Your instructions » Rewrite the entries below, beginning at the line that has "Output each element" and stopping after the line that has "text-line: 衰弱，闭一会眼，眼前就有残象出现，各类奇形怪状的公式会蹦出来， —". Swap every "初二的生活" for "初三的生活", change nothing else, and leave out the pictures.

Raw records »
-=-=-

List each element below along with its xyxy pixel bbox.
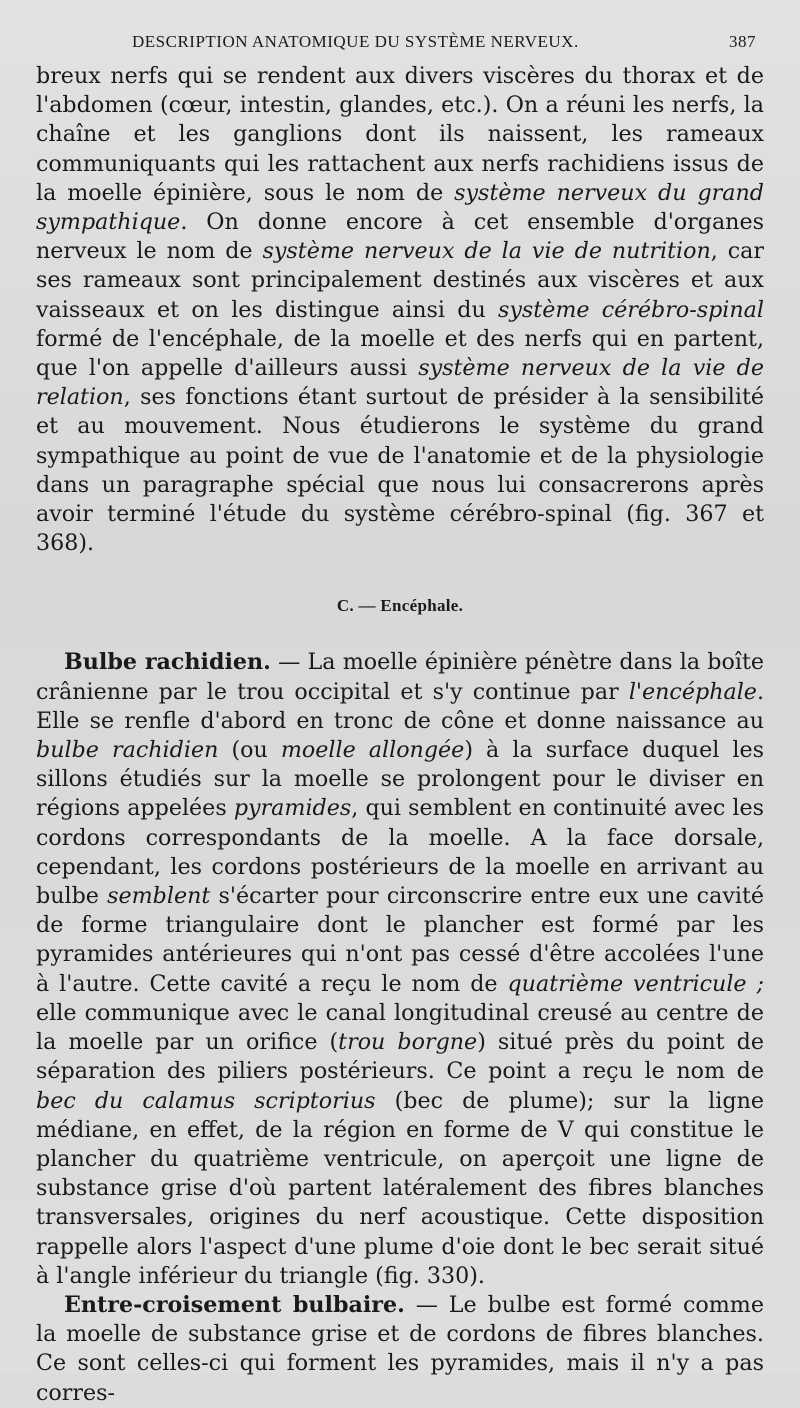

-=-=-

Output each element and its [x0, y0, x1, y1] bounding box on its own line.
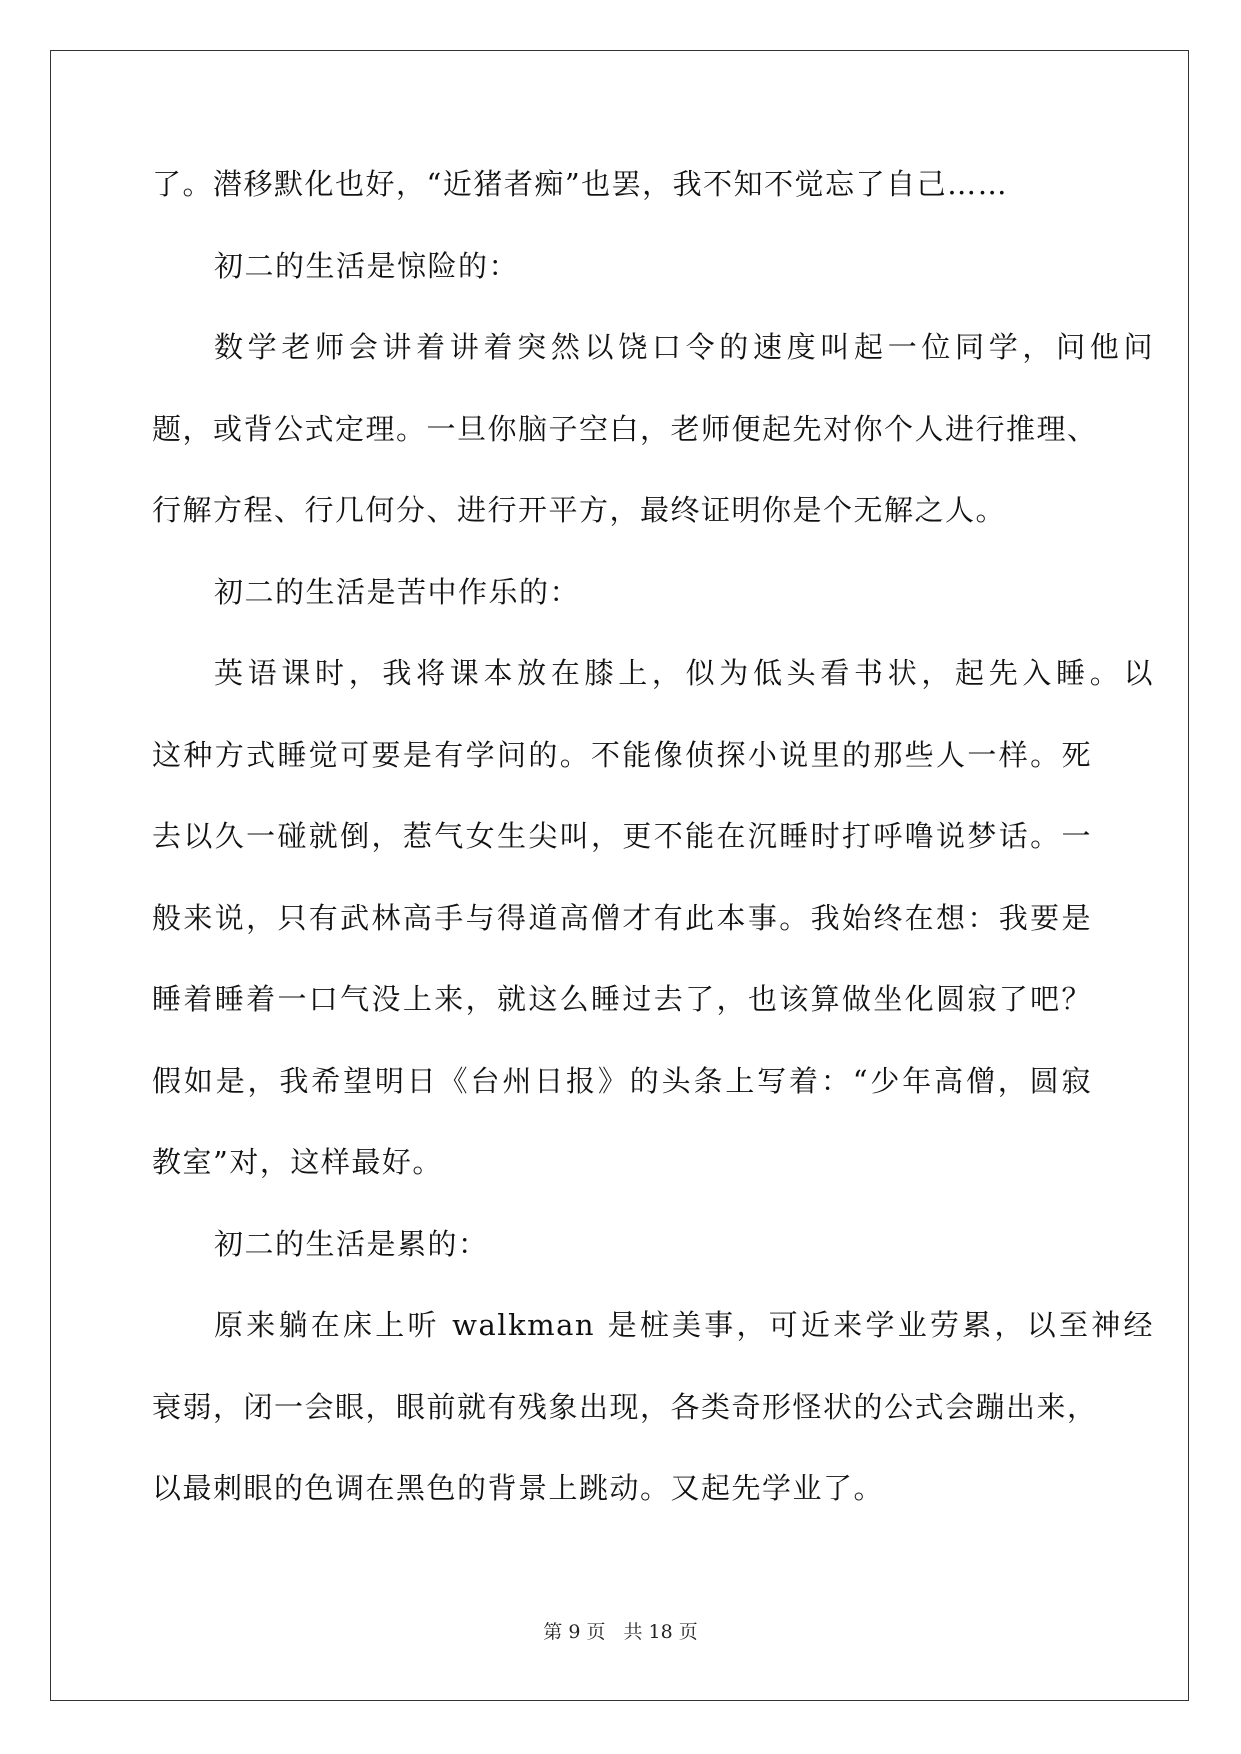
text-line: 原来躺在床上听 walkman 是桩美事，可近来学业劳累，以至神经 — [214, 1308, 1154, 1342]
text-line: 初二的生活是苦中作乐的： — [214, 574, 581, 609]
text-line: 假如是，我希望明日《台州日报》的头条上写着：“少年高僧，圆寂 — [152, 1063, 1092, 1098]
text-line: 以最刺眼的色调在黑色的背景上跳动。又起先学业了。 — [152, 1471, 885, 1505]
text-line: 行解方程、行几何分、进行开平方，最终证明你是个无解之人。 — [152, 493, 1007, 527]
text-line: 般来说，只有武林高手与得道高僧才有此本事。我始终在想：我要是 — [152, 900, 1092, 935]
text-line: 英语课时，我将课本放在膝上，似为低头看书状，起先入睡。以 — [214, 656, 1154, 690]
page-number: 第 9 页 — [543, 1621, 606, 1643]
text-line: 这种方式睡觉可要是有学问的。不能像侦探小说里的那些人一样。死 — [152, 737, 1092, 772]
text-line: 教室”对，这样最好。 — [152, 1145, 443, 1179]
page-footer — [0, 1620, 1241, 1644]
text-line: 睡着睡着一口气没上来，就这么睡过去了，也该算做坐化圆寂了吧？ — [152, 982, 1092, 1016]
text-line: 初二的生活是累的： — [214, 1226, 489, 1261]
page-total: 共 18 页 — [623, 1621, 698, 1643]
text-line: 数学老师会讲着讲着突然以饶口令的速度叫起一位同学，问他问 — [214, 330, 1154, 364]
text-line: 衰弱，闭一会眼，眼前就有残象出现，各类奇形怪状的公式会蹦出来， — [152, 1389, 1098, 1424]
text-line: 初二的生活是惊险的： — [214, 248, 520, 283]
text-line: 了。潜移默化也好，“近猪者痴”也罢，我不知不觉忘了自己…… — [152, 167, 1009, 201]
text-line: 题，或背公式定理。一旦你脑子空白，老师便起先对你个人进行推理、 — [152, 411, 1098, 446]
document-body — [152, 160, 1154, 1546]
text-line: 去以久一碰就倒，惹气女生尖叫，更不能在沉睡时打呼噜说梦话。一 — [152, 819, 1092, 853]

-=-=-

Solution for this problem »
Output each element and its [x0, y0, x1, y1] bounding box on its own line.
text-line: 原来躺在床上听 walkman 是桩美事，可近来学业劳累，以至神经 — [214, 1308, 1154, 1342]
text-line: 初三的生活是苦中作乐的： — [214, 574, 581, 609]
text-line: 假如是，我希望明日《台州日报》的头条上写着：“少年高僧，圆寂 — [152, 1063, 1092, 1098]
text-line: 以最刺眼的色调在黑色的背景上跳动。又起先学业了。 — [152, 1471, 885, 1505]
text-line: 行解方程、行几何分、进行开平方，最终证明你是个无解之人。 — [152, 493, 1007, 527]
text-line: 般来说，只有武林高手与得道高僧才有此本事。我始终在想：我要是 — [152, 900, 1092, 935]
text-line: 英语课时，我将课本放在膝上，似为低头看书状，起先入睡。以 — [214, 656, 1154, 690]
page-number: 第 9 页 — [543, 1621, 606, 1643]
text-line: 这种方式睡觉可要是有学问的。不能像侦探小说里的那些人一样。死 — [152, 737, 1092, 772]
text-line: 教室”对，这样最好。 — [152, 1145, 443, 1179]
page-footer — [0, 1620, 1241, 1644]
text-line: 睡着睡着一口气没上来，就这么睡过去了，也该算做坐化圆寂了吧？ — [152, 982, 1092, 1016]
text-line: 初三的生活是累的： — [214, 1226, 489, 1261]
page-total: 共 18 页 — [623, 1621, 698, 1643]
text-line: 数学老师会讲着讲着突然以饶口令的速度叫起一位同学，问他问 — [214, 330, 1154, 364]
text-line: 衰弱，闭一会眼，眼前就有残象出现，各类奇形怪状的公式会蹦出来， — [152, 1389, 1098, 1424]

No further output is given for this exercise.